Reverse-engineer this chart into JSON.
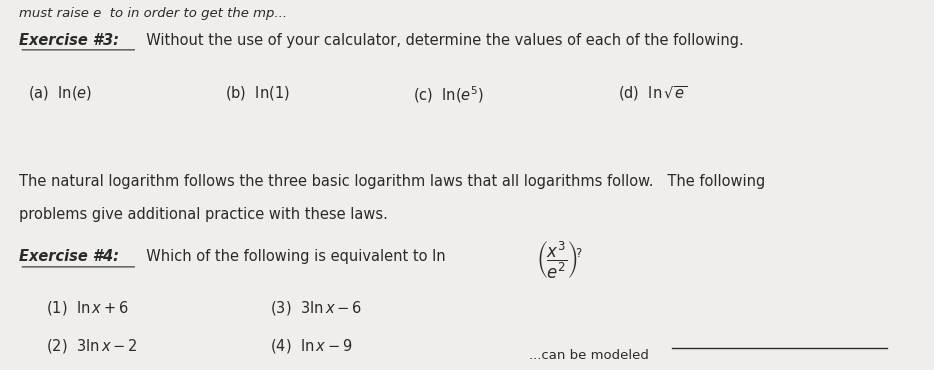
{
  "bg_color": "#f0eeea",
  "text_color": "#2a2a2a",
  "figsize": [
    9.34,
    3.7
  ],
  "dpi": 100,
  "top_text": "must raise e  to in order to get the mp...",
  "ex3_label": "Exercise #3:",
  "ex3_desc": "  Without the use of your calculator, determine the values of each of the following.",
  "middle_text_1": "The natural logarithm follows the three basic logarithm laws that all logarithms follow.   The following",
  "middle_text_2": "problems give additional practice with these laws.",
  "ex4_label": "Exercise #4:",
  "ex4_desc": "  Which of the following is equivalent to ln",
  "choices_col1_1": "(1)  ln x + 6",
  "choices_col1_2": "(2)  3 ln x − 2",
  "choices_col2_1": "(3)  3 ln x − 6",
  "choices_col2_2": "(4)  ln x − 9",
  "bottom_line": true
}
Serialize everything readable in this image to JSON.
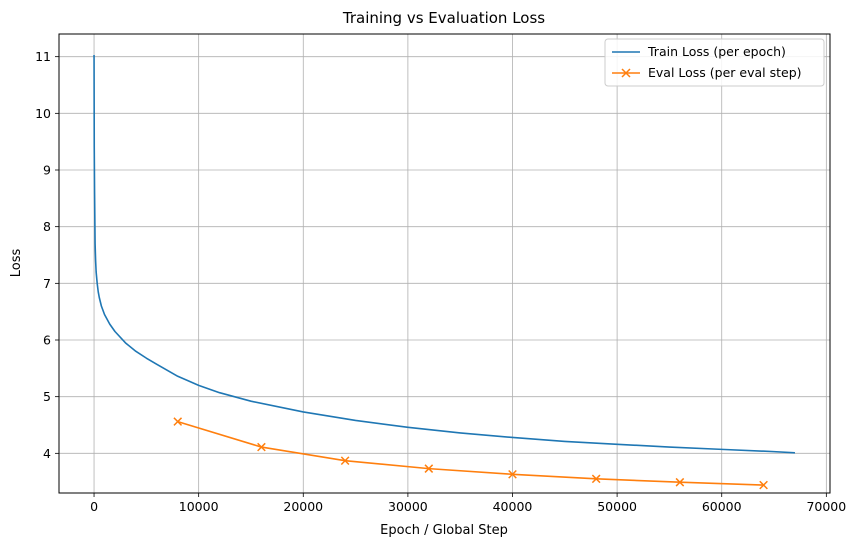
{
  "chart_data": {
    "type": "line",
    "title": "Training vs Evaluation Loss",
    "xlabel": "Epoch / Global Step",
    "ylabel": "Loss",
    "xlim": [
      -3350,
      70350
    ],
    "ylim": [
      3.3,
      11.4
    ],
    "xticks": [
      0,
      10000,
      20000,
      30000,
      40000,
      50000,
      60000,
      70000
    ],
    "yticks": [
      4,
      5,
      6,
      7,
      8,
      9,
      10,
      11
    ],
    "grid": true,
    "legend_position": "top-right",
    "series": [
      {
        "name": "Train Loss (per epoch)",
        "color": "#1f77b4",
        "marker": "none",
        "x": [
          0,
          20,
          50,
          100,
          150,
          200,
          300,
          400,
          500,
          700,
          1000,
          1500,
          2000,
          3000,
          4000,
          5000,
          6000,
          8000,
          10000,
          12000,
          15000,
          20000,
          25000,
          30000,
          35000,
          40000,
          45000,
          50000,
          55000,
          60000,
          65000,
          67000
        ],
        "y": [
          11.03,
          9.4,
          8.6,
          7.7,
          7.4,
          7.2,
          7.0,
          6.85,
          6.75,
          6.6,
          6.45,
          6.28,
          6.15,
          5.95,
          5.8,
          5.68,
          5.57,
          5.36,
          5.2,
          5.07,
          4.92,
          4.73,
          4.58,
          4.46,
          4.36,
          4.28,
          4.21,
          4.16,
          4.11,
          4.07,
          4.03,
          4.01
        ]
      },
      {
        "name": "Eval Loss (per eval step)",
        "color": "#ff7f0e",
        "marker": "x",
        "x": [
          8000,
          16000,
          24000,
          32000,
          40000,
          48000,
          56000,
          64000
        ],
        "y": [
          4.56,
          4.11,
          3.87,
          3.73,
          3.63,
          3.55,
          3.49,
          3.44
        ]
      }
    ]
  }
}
--- --- ---
WHAT THE TASK REQUIRES
Output a faithful copy of the data, with each picture left out.

WRITTEN ANSWER
Reverse-engineer this chart into JSON.
{
  "bg_color": "#f0eeea",
  "text_color": "#2a2a2a",
  "figsize": [
    9.34,
    3.7
  ],
  "dpi": 100,
  "top_text": "must raise e  to in order to get the mp...",
  "ex3_label": "Exercise #3:",
  "ex3_desc": "  Without the use of your calculator, determine the values of each of the following.",
  "middle_text_1": "The natural logarithm follows the three basic logarithm laws that all logarithms follow.   The following",
  "middle_text_2": "problems give additional practice with these laws.",
  "ex4_label": "Exercise #4:",
  "ex4_desc": "  Which of the following is equivalent to ln",
  "choices_col1_1": "(1)  ln x + 6",
  "choices_col1_2": "(2)  3 ln x − 2",
  "choices_col2_1": "(3)  3 ln x − 6",
  "choices_col2_2": "(4)  ln x − 9",
  "bottom_line": true
}
Serialize everything readable in this image to JSON.
{
  "chart_data": {
    "type": "line",
    "title": "Training vs Evaluation Loss",
    "xlabel": "Epoch / Global Step",
    "ylabel": "Loss",
    "xlim": [
      -3350,
      70350
    ],
    "ylim": [
      3.3,
      11.4
    ],
    "xticks": [
      0,
      10000,
      20000,
      30000,
      40000,
      50000,
      60000,
      70000
    ],
    "yticks": [
      4,
      5,
      6,
      7,
      8,
      9,
      10,
      11
    ],
    "grid": true,
    "legend_position": "top-right",
    "series": [
      {
        "name": "Train Loss (per epoch)",
        "color": "#1f77b4",
        "marker": "none",
        "x": [
          0,
          20,
          50,
          100,
          150,
          200,
          300,
          400,
          500,
          700,
          1000,
          1500,
          2000,
          3000,
          4000,
          5000,
          6000,
          8000,
          10000,
          12000,
          15000,
          20000,
          25000,
          30000,
          35000,
          40000,
          45000,
          50000,
          55000,
          60000,
          65000,
          67000
        ],
        "y": [
          11.03,
          9.4,
          8.6,
          7.7,
          7.4,
          7.2,
          7.0,
          6.85,
          6.75,
          6.6,
          6.45,
          6.28,
          6.15,
          5.95,
          5.8,
          5.68,
          5.57,
          5.36,
          5.2,
          5.07,
          4.92,
          4.73,
          4.58,
          4.46,
          4.36,
          4.28,
          4.21,
          4.16,
          4.11,
          4.07,
          4.03,
          4.01
        ]
      },
      {
        "name": "Eval Loss (per eval step)",
        "color": "#ff7f0e",
        "marker": "x",
        "x": [
          8000,
          16000,
          24000,
          32000,
          40000,
          48000,
          56000,
          64000
        ],
        "y": [
          4.56,
          4.11,
          3.87,
          3.73,
          3.63,
          3.55,
          3.49,
          3.44
        ]
      }
    ]
  }
}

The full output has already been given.